(Stored data entries)
※

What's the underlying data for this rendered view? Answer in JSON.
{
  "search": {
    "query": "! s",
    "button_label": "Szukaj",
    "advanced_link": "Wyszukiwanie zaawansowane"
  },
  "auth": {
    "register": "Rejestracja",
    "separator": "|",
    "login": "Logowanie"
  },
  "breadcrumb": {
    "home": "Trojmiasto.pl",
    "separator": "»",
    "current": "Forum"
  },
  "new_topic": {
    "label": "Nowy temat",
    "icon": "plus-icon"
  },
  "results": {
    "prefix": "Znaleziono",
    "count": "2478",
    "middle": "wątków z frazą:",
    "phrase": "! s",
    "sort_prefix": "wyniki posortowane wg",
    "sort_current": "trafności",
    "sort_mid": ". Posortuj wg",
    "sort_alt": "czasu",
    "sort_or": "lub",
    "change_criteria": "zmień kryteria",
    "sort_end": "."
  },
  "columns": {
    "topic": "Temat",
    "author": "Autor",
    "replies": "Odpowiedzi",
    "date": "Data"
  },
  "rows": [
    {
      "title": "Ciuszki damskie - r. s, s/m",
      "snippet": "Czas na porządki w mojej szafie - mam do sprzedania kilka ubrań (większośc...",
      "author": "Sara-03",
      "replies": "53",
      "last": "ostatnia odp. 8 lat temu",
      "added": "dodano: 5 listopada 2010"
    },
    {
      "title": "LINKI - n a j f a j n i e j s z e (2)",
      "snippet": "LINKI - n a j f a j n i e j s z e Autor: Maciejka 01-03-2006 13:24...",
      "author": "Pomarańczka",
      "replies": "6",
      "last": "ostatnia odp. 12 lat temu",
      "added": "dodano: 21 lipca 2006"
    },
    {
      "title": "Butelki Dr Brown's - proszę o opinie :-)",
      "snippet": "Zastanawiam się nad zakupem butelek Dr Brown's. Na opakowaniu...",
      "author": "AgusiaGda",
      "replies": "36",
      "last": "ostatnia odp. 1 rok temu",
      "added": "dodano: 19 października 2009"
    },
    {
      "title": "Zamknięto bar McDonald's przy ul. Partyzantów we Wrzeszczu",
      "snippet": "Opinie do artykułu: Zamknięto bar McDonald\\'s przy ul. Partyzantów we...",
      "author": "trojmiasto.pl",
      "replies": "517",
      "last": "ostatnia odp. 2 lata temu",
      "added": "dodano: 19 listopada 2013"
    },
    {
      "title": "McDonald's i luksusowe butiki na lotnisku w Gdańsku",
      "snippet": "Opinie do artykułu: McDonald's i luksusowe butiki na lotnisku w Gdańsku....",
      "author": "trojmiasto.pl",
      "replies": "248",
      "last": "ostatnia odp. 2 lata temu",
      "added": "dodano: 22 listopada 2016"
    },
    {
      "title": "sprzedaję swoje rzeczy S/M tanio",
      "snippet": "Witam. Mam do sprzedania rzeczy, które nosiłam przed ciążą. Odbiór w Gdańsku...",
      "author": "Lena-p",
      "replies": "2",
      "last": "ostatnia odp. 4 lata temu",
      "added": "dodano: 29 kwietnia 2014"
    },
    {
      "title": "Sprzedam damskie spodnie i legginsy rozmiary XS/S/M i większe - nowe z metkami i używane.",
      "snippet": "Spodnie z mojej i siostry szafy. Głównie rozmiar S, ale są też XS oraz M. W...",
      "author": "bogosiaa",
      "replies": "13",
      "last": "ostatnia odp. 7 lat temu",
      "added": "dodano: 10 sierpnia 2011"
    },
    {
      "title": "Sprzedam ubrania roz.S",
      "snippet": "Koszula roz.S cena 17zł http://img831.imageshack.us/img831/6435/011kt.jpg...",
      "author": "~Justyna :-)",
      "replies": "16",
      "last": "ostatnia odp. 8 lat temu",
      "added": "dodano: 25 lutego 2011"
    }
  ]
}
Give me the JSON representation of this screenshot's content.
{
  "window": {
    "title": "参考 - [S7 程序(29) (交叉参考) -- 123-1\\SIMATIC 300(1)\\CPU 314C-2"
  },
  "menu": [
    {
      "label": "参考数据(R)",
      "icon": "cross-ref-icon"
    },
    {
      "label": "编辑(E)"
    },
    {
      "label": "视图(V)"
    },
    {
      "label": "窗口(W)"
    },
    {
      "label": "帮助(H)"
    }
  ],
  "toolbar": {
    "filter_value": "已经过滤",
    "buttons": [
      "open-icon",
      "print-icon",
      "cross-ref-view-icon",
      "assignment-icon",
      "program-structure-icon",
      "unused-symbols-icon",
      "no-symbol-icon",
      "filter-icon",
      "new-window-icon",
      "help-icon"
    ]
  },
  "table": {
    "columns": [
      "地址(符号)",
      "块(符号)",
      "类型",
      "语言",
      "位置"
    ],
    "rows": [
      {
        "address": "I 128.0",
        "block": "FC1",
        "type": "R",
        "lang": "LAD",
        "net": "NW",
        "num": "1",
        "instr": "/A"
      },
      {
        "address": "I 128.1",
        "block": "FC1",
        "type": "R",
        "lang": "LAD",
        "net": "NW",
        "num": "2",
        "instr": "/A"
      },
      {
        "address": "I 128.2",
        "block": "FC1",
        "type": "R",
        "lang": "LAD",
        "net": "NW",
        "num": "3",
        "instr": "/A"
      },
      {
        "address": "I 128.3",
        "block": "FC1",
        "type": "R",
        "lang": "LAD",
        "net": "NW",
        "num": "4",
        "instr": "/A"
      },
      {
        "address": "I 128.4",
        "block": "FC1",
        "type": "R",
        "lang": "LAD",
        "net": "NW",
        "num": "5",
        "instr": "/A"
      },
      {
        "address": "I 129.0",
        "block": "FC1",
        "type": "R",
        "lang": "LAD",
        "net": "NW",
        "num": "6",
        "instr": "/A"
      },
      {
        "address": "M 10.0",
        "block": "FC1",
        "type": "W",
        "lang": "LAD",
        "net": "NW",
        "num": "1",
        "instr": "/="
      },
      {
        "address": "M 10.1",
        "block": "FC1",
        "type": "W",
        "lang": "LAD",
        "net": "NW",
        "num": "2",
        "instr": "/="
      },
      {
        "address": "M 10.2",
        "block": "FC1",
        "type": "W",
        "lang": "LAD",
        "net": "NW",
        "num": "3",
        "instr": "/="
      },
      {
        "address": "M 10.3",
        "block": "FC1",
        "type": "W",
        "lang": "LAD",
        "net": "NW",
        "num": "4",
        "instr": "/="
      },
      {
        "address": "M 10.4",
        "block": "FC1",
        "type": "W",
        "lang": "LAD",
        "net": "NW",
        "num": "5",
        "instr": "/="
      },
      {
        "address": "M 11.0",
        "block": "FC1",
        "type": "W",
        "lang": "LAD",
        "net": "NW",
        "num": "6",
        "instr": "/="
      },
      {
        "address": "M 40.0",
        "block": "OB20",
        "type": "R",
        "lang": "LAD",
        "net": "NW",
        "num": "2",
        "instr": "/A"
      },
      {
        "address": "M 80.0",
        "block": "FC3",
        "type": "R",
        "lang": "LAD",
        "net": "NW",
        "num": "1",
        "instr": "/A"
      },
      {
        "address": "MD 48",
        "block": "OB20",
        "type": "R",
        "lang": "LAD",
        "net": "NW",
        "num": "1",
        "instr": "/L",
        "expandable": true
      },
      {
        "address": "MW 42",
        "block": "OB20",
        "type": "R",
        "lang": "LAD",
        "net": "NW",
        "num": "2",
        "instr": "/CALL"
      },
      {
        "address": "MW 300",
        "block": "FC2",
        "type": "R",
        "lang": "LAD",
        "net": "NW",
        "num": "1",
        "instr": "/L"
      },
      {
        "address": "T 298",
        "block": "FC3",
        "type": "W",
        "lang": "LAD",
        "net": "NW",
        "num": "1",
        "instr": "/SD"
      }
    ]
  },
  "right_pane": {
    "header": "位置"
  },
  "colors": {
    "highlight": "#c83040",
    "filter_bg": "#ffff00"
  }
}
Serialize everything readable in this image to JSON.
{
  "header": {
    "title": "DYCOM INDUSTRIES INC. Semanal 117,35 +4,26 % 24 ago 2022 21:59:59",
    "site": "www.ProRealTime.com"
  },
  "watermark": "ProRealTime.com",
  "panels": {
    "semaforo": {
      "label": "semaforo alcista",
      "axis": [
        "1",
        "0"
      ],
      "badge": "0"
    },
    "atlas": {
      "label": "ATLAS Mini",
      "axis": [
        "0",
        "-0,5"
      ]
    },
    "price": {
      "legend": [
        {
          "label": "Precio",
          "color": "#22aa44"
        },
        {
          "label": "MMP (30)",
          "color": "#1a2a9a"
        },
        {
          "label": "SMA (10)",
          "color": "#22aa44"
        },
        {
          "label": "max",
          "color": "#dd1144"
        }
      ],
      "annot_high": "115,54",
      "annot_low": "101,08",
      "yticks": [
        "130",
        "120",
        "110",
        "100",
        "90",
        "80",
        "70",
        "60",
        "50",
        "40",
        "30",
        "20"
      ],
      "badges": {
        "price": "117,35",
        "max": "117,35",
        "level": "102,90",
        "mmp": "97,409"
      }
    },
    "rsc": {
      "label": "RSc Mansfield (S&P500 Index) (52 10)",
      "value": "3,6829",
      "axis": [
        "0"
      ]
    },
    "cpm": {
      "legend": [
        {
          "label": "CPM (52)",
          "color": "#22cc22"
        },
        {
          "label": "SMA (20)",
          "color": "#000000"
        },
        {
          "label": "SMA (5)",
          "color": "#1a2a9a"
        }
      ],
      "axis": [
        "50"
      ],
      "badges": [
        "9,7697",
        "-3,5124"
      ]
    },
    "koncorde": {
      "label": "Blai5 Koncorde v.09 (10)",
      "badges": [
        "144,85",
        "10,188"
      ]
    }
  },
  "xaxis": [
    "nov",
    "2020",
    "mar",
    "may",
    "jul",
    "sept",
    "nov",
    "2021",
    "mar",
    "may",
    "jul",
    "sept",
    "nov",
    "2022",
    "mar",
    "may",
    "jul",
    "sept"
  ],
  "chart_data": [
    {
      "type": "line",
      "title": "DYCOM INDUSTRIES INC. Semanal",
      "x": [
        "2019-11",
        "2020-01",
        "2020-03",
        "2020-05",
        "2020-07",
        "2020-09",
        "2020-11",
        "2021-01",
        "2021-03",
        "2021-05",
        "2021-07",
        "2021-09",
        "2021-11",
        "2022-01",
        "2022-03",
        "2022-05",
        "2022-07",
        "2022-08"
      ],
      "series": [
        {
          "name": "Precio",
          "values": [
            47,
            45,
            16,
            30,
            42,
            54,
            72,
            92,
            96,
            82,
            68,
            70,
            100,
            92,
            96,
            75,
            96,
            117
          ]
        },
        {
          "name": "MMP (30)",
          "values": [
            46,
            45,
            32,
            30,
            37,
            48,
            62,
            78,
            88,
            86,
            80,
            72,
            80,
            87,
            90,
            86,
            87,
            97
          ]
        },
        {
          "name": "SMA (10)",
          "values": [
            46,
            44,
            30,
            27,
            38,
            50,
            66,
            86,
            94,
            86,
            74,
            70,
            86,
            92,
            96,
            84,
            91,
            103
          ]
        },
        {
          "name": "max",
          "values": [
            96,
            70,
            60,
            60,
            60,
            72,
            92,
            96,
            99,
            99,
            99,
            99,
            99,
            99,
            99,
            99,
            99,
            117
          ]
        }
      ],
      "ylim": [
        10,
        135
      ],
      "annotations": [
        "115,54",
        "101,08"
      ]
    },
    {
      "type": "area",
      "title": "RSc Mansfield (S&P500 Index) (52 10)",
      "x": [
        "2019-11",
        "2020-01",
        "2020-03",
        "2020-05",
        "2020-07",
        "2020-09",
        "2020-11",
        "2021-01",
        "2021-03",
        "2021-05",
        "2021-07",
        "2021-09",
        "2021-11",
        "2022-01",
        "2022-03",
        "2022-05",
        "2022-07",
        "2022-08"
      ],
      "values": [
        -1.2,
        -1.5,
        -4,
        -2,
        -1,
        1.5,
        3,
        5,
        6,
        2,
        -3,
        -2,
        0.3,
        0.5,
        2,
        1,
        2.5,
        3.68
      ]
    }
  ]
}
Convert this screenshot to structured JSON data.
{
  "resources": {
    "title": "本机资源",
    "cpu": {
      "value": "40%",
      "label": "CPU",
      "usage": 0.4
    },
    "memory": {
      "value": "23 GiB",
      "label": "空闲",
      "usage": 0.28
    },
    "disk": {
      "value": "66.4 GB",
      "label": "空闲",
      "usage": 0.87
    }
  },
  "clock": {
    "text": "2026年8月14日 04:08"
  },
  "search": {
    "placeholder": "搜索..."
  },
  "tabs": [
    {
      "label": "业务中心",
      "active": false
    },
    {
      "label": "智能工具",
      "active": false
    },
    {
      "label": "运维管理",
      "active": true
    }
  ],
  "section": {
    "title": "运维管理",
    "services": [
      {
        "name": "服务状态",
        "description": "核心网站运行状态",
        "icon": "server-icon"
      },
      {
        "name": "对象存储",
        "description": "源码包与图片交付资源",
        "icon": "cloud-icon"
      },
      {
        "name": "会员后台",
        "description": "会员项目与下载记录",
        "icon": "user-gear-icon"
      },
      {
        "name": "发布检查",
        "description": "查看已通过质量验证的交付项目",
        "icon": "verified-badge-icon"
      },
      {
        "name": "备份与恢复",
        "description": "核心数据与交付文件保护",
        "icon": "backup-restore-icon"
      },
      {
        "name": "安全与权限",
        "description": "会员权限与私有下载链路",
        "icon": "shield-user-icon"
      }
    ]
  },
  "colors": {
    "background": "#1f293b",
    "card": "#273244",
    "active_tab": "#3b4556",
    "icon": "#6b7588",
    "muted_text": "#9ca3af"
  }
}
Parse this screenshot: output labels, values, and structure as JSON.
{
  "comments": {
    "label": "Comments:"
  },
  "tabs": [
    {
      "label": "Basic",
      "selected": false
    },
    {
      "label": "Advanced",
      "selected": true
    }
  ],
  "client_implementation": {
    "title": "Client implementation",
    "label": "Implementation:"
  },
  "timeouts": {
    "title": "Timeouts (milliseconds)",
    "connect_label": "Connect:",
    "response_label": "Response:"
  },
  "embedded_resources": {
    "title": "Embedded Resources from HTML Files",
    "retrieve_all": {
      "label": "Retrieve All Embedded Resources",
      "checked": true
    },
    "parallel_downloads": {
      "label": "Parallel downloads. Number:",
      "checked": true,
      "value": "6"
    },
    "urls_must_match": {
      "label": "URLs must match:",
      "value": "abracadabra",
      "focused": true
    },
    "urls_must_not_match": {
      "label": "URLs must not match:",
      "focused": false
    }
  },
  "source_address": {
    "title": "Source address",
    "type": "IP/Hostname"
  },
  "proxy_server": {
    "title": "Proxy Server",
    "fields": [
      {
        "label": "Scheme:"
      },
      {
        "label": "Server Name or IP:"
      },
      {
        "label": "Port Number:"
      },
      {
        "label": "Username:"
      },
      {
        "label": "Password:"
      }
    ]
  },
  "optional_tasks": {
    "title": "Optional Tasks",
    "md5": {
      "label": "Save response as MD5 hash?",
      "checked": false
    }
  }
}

※

• [AIM OF THE TASK]: Which lines hold the word "mojej"? Copy all of them.

• [TASK ANSWER]:
      "snippet": "Czas na porządki w mojej szafie - mam do sprzedania kilka ubrań (większośc...",
      "snippet": "Spodnie z mojej i siostry szafy. Głównie rozmiar S, ale są też XS oraz M. W...",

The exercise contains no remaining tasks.